• _Supplied data_
——
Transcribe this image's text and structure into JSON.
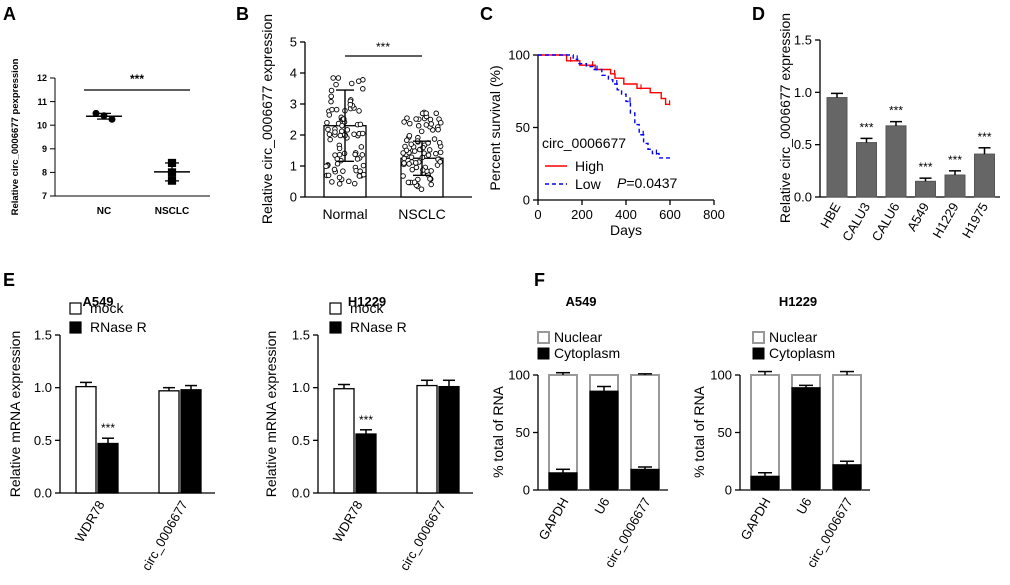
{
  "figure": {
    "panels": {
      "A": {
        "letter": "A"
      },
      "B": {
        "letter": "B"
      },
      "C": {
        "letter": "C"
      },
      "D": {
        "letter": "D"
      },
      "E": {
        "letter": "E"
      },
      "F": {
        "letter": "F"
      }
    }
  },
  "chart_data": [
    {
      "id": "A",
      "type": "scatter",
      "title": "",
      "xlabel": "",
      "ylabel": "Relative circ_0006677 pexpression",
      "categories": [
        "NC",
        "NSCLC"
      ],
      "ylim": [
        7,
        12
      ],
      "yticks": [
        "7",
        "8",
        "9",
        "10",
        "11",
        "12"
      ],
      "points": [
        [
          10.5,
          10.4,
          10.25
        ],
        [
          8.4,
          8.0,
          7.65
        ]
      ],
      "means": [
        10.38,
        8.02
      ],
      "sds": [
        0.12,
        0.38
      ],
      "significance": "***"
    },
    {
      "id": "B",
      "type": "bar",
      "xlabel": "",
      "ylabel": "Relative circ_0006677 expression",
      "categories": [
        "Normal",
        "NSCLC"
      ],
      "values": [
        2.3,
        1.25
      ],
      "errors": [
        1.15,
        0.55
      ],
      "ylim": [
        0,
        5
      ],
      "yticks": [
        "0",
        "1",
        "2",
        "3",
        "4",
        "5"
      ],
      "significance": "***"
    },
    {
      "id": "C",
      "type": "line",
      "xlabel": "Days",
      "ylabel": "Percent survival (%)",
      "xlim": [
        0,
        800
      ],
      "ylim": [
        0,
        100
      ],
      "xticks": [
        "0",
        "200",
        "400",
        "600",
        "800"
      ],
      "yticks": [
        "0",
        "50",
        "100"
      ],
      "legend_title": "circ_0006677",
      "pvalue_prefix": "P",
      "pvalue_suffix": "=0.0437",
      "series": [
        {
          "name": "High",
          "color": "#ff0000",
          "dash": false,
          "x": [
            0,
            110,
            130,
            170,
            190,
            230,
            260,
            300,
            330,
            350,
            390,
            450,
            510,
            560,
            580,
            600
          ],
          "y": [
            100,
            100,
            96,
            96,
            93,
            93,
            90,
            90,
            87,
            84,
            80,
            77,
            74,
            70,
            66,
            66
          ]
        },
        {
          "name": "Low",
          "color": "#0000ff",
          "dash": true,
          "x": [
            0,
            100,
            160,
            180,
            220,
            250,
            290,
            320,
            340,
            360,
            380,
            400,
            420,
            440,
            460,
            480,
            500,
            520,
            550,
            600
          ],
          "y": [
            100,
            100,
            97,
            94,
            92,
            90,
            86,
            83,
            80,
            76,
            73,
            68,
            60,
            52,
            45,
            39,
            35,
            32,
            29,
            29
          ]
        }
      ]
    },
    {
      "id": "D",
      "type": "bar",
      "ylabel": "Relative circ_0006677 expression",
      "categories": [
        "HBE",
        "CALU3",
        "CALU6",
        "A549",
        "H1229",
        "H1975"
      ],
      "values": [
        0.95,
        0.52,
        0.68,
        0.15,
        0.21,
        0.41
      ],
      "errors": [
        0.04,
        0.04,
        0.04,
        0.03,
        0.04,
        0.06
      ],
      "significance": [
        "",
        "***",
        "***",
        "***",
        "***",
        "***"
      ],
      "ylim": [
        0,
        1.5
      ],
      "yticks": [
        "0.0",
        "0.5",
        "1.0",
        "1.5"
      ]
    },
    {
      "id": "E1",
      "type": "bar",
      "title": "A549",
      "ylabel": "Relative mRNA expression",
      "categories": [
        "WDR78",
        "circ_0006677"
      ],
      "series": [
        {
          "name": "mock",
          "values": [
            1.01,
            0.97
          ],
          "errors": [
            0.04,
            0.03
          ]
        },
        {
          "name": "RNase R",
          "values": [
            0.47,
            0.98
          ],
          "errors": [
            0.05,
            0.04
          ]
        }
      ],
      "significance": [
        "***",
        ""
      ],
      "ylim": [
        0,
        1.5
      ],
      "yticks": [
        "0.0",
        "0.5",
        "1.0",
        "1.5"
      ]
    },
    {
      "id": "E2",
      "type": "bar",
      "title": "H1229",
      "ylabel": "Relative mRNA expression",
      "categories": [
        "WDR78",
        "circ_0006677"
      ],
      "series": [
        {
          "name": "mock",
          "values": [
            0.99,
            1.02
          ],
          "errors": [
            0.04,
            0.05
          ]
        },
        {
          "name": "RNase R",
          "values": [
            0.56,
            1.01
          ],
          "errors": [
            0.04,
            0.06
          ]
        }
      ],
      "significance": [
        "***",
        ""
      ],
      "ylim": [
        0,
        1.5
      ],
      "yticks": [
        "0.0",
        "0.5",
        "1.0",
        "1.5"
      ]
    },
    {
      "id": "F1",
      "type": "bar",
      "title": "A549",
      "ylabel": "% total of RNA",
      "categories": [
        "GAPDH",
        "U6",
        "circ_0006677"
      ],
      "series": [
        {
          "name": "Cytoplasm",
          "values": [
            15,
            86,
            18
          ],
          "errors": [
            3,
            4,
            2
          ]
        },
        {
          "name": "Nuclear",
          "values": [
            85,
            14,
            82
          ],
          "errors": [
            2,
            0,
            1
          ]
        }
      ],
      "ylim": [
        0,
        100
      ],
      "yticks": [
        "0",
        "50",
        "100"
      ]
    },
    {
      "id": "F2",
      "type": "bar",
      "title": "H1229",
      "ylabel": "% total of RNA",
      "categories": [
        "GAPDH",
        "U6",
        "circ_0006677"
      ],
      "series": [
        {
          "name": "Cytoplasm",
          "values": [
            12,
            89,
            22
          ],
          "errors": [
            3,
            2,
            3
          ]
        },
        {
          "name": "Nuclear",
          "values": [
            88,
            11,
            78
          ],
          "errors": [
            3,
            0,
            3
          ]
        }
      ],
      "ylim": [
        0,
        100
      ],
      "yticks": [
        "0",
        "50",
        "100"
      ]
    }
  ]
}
——
• _Action item_
A verbatim copy of every entry is wanted; the pictures stay out of it.

• _Output_
Transcribe this image's text and structure into JSON.
{
  "figure": {
    "panels": {
      "A": {
        "letter": "A"
      },
      "B": {
        "letter": "B"
      },
      "C": {
        "letter": "C"
      },
      "D": {
        "letter": "D"
      },
      "E": {
        "letter": "E"
      },
      "F": {
        "letter": "F"
      }
    }
  },
  "chart_data": [
    {
      "id": "A",
      "type": "scatter",
      "title": "",
      "xlabel": "",
      "ylabel": "Relative circ_0006677 pexpression",
      "categories": [
        "NC",
        "NSCLC"
      ],
      "ylim": [
        7,
        12
      ],
      "yticks": [
        "7",
        "8",
        "9",
        "10",
        "11",
        "12"
      ],
      "points": [
        [
          10.5,
          10.4,
          10.25
        ],
        [
          8.4,
          8.0,
          7.65
        ]
      ],
      "means": [
        10.38,
        8.02
      ],
      "sds": [
        0.12,
        0.38
      ],
      "significance": "***"
    },
    {
      "id": "B",
      "type": "bar",
      "xlabel": "",
      "ylabel": "Relative circ_0006677 expression",
      "categories": [
        "Normal",
        "NSCLC"
      ],
      "values": [
        2.3,
        1.25
      ],
      "errors": [
        1.15,
        0.55
      ],
      "ylim": [
        0,
        5
      ],
      "yticks": [
        "0",
        "1",
        "2",
        "3",
        "4",
        "5"
      ],
      "significance": "***"
    },
    {
      "id": "C",
      "type": "line",
      "xlabel": "Days",
      "ylabel": "Percent survival (%)",
      "xlim": [
        0,
        800
      ],
      "ylim": [
        0,
        100
      ],
      "xticks": [
        "0",
        "200",
        "400",
        "600",
        "800"
      ],
      "yticks": [
        "0",
        "50",
        "100"
      ],
      "legend_title": "circ_0006677",
      "pvalue_prefix": "P",
      "pvalue_suffix": "=0.0437",
      "series": [
        {
          "name": "High",
          "color": "#ff0000",
          "dash": false,
          "x": [
            0,
            110,
            130,
            170,
            190,
            230,
            260,
            300,
            330,
            350,
            390,
            450,
            510,
            560,
            580,
            600
          ],
          "y": [
            100,
            100,
            96,
            96,
            93,
            93,
            90,
            90,
            87,
            84,
            80,
            77,
            74,
            70,
            66,
            66
          ]
        },
        {
          "name": "Low",
          "color": "#0000ff",
          "dash": true,
          "x": [
            0,
            100,
            160,
            180,
            220,
            250,
            290,
            320,
            340,
            360,
            380,
            400,
            420,
            440,
            460,
            480,
            500,
            520,
            550,
            600
          ],
          "y": [
            100,
            100,
            97,
            94,
            92,
            90,
            86,
            83,
            80,
            76,
            73,
            68,
            60,
            52,
            45,
            39,
            35,
            32,
            29,
            29
          ]
        }
      ]
    },
    {
      "id": "D",
      "type": "bar",
      "ylabel": "Relative circ_0006677 expression",
      "categories": [
        "HBE",
        "CALU3",
        "CALU6",
        "A549",
        "H1229",
        "H1975"
      ],
      "values": [
        0.95,
        0.52,
        0.68,
        0.15,
        0.21,
        0.41
      ],
      "errors": [
        0.04,
        0.04,
        0.04,
        0.03,
        0.04,
        0.06
      ],
      "significance": [
        "",
        "***",
        "***",
        "***",
        "***",
        "***"
      ],
      "ylim": [
        0,
        1.5
      ],
      "yticks": [
        "0.0",
        "0.5",
        "1.0",
        "1.5"
      ]
    },
    {
      "id": "E1",
      "type": "bar",
      "title": "A549",
      "ylabel": "Relative mRNA expression",
      "categories": [
        "WDR78",
        "circ_0006677"
      ],
      "series": [
        {
          "name": "mock",
          "values": [
            1.01,
            0.97
          ],
          "errors": [
            0.04,
            0.03
          ]
        },
        {
          "name": "RNase R",
          "values": [
            0.47,
            0.98
          ],
          "errors": [
            0.05,
            0.04
          ]
        }
      ],
      "significance": [
        "***",
        ""
      ],
      "ylim": [
        0,
        1.5
      ],
      "yticks": [
        "0.0",
        "0.5",
        "1.0",
        "1.5"
      ]
    },
    {
      "id": "E2",
      "type": "bar",
      "title": "H1229",
      "ylabel": "Relative mRNA expression",
      "categories": [
        "WDR78",
        "circ_0006677"
      ],
      "series": [
        {
          "name": "mock",
          "values": [
            0.99,
            1.02
          ],
          "errors": [
            0.04,
            0.05
          ]
        },
        {
          "name": "RNase R",
          "values": [
            0.56,
            1.01
          ],
          "errors": [
            0.04,
            0.06
          ]
        }
      ],
      "significance": [
        "***",
        ""
      ],
      "ylim": [
        0,
        1.5
      ],
      "yticks": [
        "0.0",
        "0.5",
        "1.0",
        "1.5"
      ]
    },
    {
      "id": "F1",
      "type": "bar",
      "title": "A549",
      "ylabel": "% total of RNA",
      "categories": [
        "GAPDH",
        "U6",
        "circ_0006677"
      ],
      "series": [
        {
          "name": "Cytoplasm",
          "values": [
            15,
            86,
            18
          ],
          "errors": [
            3,
            4,
            2
          ]
        },
        {
          "name": "Nuclear",
          "values": [
            85,
            14,
            82
          ],
          "errors": [
            2,
            0,
            1
          ]
        }
      ],
      "ylim": [
        0,
        100
      ],
      "yticks": [
        "0",
        "50",
        "100"
      ]
    },
    {
      "id": "F2",
      "type": "bar",
      "title": "H1229",
      "ylabel": "% total of RNA",
      "categories": [
        "GAPDH",
        "U6",
        "circ_0006677"
      ],
      "series": [
        {
          "name": "Cytoplasm",
          "values": [
            12,
            89,
            22
          ],
          "errors": [
            3,
            2,
            3
          ]
        },
        {
          "name": "Nuclear",
          "values": [
            88,
            11,
            78
          ],
          "errors": [
            3,
            0,
            3
          ]
        }
      ],
      "ylim": [
        0,
        100
      ],
      "yticks": [
        "0",
        "50",
        "100"
      ]
    }
  ]
}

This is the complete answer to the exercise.